* **What you will do**
**A)** In the personal essay on smoking, identify the traits other than smoking that the writer says people might have mentioned when describing her before 2007.
**B)** Continue the personal essay on smoking, picking up immediately after its final sentence.

* **Page extract**
I still love you so much

Of course, I try not to think about it because smoking was such a part of my identity for most of my life. If you’d asked anyone to describe me prior to 2007, I feel pretty certain that every single person would have started, “Well, she smokes a lot.” After that may have come that I wear a lot of purple (it’s my black), I’m short or even that I have brown hair. But smoking would have been the top thing. And then, one day, I wasn’t that person anymore. No more Cigarette Princess (one of my college nicknames). No more smoke buddy, as I was at work to many different people. Hell, I even got my first two jobs because I was a smoker.

And all of this sadness was caused by the inferiority of European tobacco. See, what you don’t know unless you’re a Real Smoker is that when you buy cigarettes in the US, you get gen-you-wine tabakky from Virginia. When you buy it in Europe, it’s probably from Turkey or some other place that’s far, far away from Old Dominion.

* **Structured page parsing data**
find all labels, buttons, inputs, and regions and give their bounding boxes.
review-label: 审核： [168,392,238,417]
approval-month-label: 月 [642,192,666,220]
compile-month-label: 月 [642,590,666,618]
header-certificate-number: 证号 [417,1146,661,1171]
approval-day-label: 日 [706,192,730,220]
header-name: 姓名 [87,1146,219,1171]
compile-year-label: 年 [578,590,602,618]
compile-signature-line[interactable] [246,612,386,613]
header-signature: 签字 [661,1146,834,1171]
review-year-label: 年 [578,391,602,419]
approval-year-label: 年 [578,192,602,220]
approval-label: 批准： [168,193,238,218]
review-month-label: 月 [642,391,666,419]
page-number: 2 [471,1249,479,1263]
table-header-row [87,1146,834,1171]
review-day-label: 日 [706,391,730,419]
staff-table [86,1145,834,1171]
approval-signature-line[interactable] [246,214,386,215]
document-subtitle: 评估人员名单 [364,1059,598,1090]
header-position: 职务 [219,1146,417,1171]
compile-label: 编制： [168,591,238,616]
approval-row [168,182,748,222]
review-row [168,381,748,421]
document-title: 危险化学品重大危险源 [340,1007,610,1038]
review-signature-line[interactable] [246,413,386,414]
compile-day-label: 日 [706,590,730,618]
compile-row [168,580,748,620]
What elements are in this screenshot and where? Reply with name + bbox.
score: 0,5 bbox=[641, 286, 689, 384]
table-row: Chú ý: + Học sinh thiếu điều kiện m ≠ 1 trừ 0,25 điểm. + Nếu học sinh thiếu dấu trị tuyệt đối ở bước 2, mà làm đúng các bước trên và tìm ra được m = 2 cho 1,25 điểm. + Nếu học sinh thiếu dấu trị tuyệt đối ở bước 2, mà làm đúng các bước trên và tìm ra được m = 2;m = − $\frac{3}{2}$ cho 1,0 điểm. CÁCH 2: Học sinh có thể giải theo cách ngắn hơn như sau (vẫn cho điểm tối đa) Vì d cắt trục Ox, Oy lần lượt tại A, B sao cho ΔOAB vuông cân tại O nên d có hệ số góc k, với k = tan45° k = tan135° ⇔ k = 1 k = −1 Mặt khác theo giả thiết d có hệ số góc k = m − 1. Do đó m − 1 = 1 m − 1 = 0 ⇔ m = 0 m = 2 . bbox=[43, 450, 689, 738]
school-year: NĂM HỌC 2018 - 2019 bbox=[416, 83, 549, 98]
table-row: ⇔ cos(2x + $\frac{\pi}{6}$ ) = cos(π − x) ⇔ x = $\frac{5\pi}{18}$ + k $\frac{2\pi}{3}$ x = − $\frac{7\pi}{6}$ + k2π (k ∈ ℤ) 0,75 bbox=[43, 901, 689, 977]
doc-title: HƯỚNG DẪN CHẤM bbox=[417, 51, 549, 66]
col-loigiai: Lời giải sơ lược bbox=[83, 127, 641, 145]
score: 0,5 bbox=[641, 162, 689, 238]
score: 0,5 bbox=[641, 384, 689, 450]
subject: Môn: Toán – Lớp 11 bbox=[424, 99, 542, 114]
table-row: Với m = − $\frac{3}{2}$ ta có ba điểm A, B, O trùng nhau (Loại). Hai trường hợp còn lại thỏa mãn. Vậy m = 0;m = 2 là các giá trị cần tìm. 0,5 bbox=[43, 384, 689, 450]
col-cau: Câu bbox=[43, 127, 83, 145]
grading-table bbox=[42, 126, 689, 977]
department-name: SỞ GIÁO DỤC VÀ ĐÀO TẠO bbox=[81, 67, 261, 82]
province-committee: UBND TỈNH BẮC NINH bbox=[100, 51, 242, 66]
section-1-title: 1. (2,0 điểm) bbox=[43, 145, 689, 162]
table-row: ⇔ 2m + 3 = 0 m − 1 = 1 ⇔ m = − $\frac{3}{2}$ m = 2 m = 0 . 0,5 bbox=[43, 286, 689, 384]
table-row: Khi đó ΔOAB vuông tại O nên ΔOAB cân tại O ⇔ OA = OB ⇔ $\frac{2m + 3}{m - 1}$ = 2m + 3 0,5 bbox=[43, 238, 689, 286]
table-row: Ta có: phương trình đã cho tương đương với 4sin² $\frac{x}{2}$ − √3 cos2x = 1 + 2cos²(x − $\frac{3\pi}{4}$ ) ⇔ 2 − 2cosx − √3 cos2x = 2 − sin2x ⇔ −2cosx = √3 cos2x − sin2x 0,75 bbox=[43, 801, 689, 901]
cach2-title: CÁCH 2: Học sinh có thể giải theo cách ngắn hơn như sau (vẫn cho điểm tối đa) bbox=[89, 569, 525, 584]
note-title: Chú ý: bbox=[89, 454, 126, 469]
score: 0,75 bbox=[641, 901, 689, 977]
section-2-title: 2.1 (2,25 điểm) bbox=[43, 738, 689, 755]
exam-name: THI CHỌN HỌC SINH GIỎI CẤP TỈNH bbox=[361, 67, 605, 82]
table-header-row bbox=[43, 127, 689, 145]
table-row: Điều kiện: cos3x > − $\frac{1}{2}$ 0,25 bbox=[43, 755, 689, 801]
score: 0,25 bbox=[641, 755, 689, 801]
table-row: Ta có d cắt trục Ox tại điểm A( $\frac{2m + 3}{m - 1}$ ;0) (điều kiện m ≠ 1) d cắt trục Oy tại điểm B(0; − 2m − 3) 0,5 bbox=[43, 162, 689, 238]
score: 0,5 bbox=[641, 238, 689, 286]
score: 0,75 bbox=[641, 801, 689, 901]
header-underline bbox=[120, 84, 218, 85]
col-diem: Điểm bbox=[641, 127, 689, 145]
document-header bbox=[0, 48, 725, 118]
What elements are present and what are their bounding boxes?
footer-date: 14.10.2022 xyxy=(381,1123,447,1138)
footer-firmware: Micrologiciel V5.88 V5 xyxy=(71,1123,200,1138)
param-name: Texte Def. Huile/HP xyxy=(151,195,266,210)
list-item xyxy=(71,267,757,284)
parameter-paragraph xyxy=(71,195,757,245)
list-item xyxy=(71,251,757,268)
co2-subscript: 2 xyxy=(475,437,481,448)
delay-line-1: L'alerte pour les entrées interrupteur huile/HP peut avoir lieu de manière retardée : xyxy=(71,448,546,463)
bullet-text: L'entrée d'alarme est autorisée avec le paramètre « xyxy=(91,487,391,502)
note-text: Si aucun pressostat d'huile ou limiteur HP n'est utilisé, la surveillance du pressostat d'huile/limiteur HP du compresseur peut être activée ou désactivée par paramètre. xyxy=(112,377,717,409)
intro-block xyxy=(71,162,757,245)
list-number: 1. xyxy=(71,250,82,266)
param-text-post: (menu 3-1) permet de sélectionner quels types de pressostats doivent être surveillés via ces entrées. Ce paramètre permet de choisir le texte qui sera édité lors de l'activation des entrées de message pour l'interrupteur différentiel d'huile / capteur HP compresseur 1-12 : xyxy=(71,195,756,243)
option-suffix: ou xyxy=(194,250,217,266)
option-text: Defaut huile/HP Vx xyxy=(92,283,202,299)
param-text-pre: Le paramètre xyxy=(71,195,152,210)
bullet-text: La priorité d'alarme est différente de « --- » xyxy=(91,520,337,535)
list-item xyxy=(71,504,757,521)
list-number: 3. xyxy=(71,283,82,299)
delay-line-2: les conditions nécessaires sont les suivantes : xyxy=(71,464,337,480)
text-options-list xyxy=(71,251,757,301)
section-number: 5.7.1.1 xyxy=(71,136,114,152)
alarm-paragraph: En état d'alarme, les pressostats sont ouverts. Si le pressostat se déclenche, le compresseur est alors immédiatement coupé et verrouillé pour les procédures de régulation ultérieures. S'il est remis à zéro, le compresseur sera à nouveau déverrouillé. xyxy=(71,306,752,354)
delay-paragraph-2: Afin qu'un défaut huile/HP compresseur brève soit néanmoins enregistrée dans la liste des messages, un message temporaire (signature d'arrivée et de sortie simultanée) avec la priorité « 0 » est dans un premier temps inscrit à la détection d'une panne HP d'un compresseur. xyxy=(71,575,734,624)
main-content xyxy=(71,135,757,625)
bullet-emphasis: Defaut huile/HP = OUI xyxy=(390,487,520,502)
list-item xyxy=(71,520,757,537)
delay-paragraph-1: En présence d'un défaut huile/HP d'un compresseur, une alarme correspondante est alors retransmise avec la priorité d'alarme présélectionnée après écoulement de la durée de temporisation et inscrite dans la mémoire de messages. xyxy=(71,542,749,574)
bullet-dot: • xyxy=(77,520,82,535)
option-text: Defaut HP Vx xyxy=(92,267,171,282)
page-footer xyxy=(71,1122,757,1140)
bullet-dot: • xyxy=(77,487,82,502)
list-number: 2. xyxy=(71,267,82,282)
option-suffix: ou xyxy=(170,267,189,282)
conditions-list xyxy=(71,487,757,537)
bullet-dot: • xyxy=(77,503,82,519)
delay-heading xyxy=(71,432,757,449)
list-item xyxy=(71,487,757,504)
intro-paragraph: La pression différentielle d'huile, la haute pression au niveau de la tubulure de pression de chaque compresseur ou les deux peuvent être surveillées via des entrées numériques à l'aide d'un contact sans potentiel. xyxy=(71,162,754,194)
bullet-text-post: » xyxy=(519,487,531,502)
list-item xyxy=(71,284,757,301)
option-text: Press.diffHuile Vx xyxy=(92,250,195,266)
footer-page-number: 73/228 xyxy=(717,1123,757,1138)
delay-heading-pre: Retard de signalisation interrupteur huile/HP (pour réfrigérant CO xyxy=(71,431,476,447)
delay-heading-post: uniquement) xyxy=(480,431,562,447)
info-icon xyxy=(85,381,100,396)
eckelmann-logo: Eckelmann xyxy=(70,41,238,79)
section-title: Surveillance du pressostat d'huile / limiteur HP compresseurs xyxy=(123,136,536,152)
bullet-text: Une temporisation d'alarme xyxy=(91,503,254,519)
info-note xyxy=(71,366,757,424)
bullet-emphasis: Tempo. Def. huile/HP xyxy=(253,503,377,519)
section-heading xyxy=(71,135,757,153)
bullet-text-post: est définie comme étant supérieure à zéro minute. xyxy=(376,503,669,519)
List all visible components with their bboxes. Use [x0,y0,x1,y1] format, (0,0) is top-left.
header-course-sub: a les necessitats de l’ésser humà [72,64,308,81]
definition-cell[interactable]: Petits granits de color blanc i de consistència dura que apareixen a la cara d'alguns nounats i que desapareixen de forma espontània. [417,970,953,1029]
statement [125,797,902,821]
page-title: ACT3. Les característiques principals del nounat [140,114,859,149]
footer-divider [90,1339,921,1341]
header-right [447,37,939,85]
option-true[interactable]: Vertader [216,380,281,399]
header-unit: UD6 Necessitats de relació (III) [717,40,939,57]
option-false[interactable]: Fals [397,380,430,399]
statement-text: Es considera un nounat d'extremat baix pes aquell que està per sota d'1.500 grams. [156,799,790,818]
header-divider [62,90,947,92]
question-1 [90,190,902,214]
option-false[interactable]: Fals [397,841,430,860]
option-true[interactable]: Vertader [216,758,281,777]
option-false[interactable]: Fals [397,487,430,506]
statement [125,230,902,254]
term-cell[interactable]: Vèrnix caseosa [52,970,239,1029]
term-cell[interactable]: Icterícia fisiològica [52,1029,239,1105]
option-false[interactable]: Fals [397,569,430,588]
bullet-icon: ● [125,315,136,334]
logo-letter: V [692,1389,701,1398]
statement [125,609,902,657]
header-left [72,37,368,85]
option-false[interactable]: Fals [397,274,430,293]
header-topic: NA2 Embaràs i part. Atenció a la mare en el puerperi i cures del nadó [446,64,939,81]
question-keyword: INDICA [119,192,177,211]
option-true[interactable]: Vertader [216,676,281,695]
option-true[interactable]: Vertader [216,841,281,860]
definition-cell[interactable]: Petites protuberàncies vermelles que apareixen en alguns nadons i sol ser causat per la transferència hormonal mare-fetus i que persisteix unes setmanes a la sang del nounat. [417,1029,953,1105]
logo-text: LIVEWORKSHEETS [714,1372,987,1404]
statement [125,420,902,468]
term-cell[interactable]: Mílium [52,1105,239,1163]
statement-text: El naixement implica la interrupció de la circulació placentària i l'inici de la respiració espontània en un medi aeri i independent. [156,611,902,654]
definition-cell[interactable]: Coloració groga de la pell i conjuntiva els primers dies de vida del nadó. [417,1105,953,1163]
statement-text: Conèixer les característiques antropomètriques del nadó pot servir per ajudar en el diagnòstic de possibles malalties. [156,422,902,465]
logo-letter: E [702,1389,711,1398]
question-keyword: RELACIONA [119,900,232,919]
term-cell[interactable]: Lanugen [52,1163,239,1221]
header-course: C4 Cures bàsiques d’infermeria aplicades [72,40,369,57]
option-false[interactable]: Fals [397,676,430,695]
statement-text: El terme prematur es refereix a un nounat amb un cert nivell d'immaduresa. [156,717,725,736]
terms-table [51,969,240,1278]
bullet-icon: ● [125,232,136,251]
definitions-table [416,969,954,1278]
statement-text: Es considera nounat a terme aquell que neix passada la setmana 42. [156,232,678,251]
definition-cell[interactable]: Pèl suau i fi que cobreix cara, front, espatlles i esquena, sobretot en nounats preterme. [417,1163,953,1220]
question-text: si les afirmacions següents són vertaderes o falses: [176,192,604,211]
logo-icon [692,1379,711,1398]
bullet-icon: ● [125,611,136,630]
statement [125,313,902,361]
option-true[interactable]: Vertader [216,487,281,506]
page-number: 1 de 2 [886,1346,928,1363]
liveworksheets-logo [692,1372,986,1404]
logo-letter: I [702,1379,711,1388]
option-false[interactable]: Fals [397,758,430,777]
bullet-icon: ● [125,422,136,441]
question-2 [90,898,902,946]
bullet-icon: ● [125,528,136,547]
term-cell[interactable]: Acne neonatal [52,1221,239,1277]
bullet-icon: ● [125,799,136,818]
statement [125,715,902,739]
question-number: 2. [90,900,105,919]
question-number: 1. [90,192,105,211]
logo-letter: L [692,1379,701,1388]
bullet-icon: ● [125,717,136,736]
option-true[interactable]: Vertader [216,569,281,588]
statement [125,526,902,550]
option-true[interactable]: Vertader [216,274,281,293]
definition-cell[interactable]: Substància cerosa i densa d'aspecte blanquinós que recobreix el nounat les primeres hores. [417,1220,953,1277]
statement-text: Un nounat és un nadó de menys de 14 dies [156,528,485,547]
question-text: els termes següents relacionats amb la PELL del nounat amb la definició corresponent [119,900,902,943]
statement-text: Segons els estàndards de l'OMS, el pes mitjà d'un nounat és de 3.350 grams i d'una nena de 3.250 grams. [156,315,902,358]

* **Your written answers**
**A)**
- Wearing a lot of purple
- Being short
- Having brown hair

**B)**
do not accept imitators

This inferior tobacco made me sick. I didn’t want for it to be what was making me sick, but when I did a little experiment beginning on November 26th of 2006 to see if not smoking for a bit would mean a change in the frequency of my rate of infections (nose and throat mostly) every month, well… I stopped being sick all together. So, then I was healthy but devastated.

I sometimes think that I can’t feel as much anymore, like life got duller, the color of my emotions was muted ever so slightly. Because I = smoking and not smoking means that I’m not me anymore which begs the question of who I am now and, honestly, I have enough identity issues before removing my defining characteristic.

Still. It’s good that people who are losers and want to quit do so. I was genetically blessed with iron lungs, so it’s unlikely I would have gotten cancer, but not everyone is so lucky. And cancer is bad, that much I can identify with certainty.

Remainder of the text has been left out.